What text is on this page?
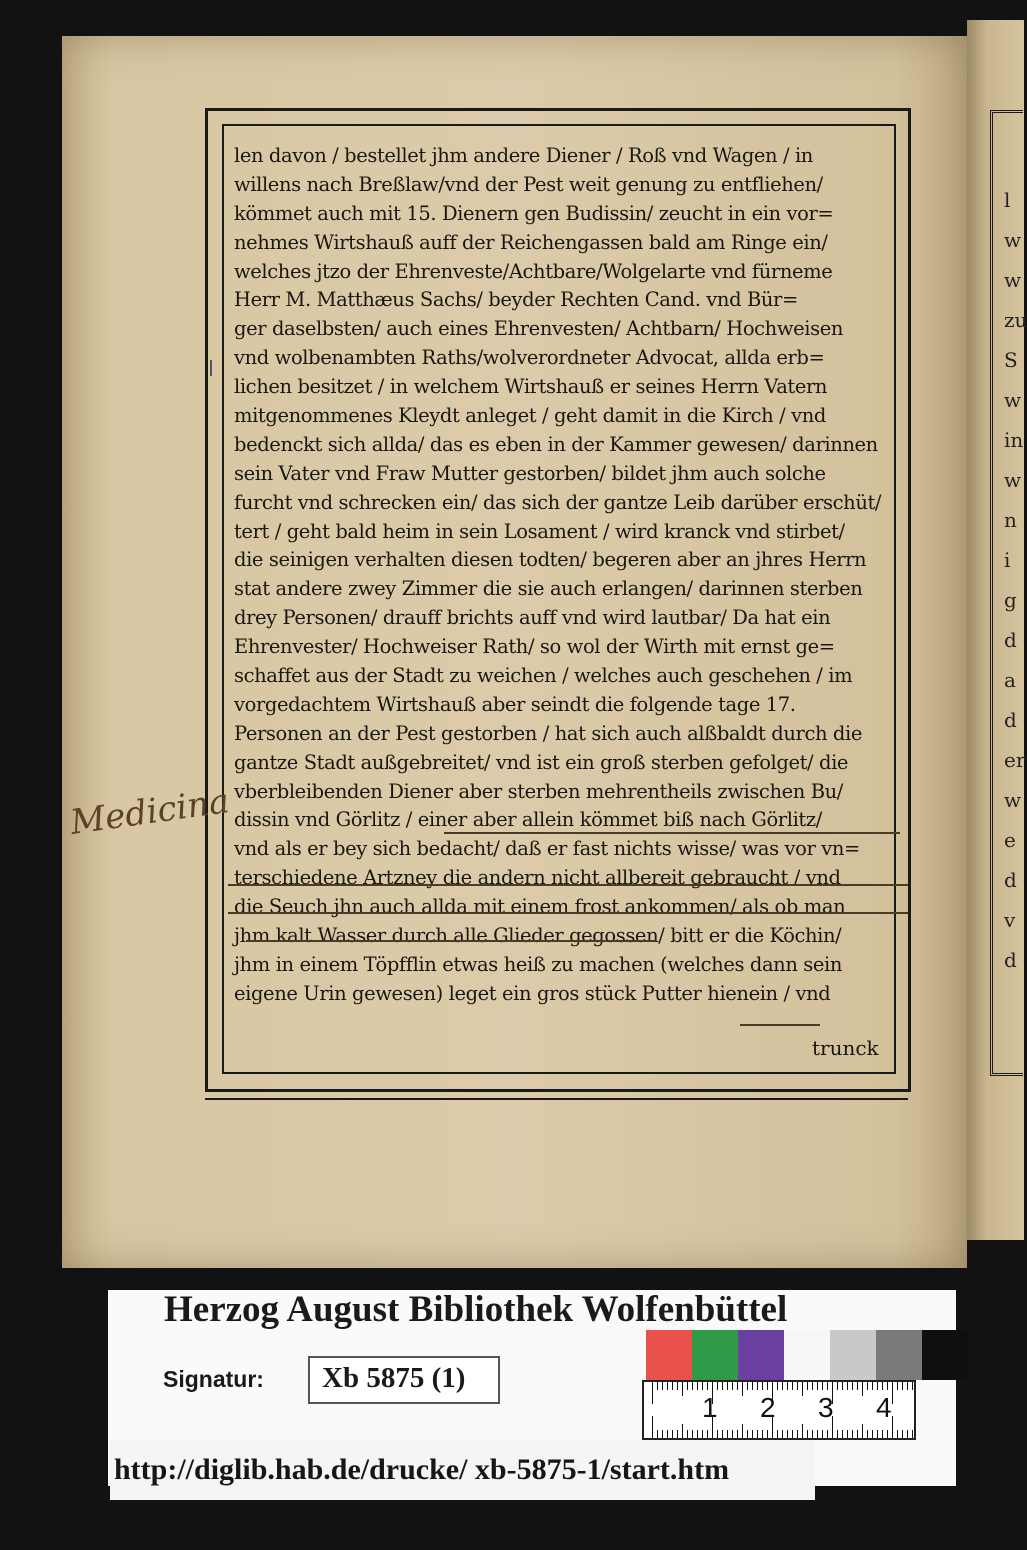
l
w
w
zu
S
w
in
w
n
i
g
d
a
d
er
w
e
d
v
d
len davon / bestellet jhm andere Diener / Roß vnd Wagen / in
willens nach Breßlaw/vnd der Pest weit genung zu entfliehen/
kömmet auch mit 15. Dienern gen Budissin/ zeucht in ein vor=
nehmes Wirtshauß auff der Reichengassen bald am Ringe ein/
welches jtzo der Ehrenveste/Achtbare/Wolgelarte vnd fürneme
Herr M. Matthæus Sachs/ beyder Rechten Cand. vnd Bür=
ger daselbsten/ auch eines Ehrenvesten/ Achtbarn/ Hochweisen
vnd wolbenambten Raths/wolverordneter Advocat, allda erb=
lichen besitzet / in welchem Wirtshauß er seines Herrn Vatern
mitgenommenes Kleydt anleget / geht damit in die Kirch / vnd
bedenckt sich allda/ das es eben in der Kammer gewesen/ darinnen
sein Vater vnd Fraw Mutter gestorben/ bildet jhm auch solche
furcht vnd schrecken ein/ das sich der gantze Leib darüber erschüt/
tert / geht bald heim in sein Losament / wird kranck vnd stirbet/
die seinigen verhalten diesen todten/ begeren aber an jhres Herrn
stat andere zwey Zimmer die sie auch erlangen/ darinnen sterben
drey Personen/ drauff brichts auff vnd wird lautbar/ Da hat ein
Ehrenvester/ Hochweiser Rath/ so wol der Wirth mit ernst ge=
schaffet aus der Stadt zu weichen / welches auch geschehen / im
vorgedachtem Wirtshauß aber seindt die folgende tage 17.
Personen an der Pest gestorben / hat sich auch alßbaldt durch die
gantze Stadt außgebreitet/ vnd ist ein groß sterben gefolget/ die
vberbleibenden Diener aber sterben mehrentheils zwischen Bu/
dissin vnd Görlitz / einer aber allein kömmet biß nach Görlitz/
vnd als er bey sich bedacht/ daß er fast nichts wisse/ was vor vn=
terschiedene Artzney die andern nicht allbereit gebraucht / vnd
die Seuch jhn auch allda mit einem frost ankommen/ als ob man
jhm kalt Wasser durch alle Glieder gegossen/ bitt er die Köchin/
jhm in einem Töpfflin etwas heiß zu machen (welches dann sein
eigene Urin gewesen) leget ein gros stück Putter hienein / vnd
trunck
Medicina
Herzog August Bibliothek Wolfenbüttel
Signatur: Xb 5875 (1)
1 2 3 4
http://diglib.hab.de/drucke/ xb-5875-1/start.htm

────────────────────

(YOUR OBJECTIVE):
Output every line of the records above unchanged, and keep the pictures out.

(TASK RESPONSE):
What text is on this page?
l
w
w
zu
S
w
in
w
n
i
g
d
a
d
er
w
e
d
v
d
len davon / bestellet jhm andere Diener / Roß vnd Wagen / in
willens nach Breßlaw/vnd der Pest weit genung zu entfliehen/
kömmet auch mit 15. Dienern gen Budissin/ zeucht in ein vor=
nehmes Wirtshauß auff der Reichengassen bald am Ringe ein/
welches jtzo der Ehrenveste/Achtbare/Wolgelarte vnd fürneme
Herr M. Matthæus Sachs/ beyder Rechten Cand. vnd Bür=
ger daselbsten/ auch eines Ehrenvesten/ Achtbarn/ Hochweisen
vnd wolbenambten Raths/wolverordneter Advocat, allda erb=
lichen besitzet / in welchem Wirtshauß er seines Herrn Vatern
mitgenommenes Kleydt anleget / geht damit in die Kirch / vnd
bedenckt sich allda/ das es eben in der Kammer gewesen/ darinnen
sein Vater vnd Fraw Mutter gestorben/ bildet jhm auch solche
furcht vnd schrecken ein/ das sich der gantze Leib darüber erschüt/
tert / geht bald heim in sein Losament / wird kranck vnd stirbet/
die seinigen verhalten diesen todten/ begeren aber an jhres Herrn
stat andere zwey Zimmer die sie auch erlangen/ darinnen sterben
drey Personen/ drauff brichts auff vnd wird lautbar/ Da hat ein
Ehrenvester/ Hochweiser Rath/ so wol der Wirth mit ernst ge=
schaffet aus der Stadt zu weichen / welches auch geschehen / im
vorgedachtem Wirtshauß aber seindt die folgende tage 17.
Personen an der Pest gestorben / hat sich auch alßbaldt durch die
gantze Stadt außgebreitet/ vnd ist ein groß sterben gefolget/ die
vberbleibenden Diener aber sterben mehrentheils zwischen Bu/
dissin vnd Görlitz / einer aber allein kömmet biß nach Görlitz/
vnd als er bey sich bedacht/ daß er fast nichts wisse/ was vor vn=
terschiedene Artzney die andern nicht allbereit gebraucht / vnd
die Seuch jhn auch allda mit einem frost ankommen/ als ob man
jhm kalt Wasser durch alle Glieder gegossen/ bitt er die Köchin/
jhm in einem Töpfflin etwas heiß zu machen (welches dann sein
eigene Urin gewesen) leget ein gros stück Putter hienein / vnd
trunck
Medicina
Herzog August Bibliothek Wolfenbüttel
Signatur: Xb 5875 (1)
1 2 3 4
http://diglib.hab.de/drucke/ xb-5875-1/start.htm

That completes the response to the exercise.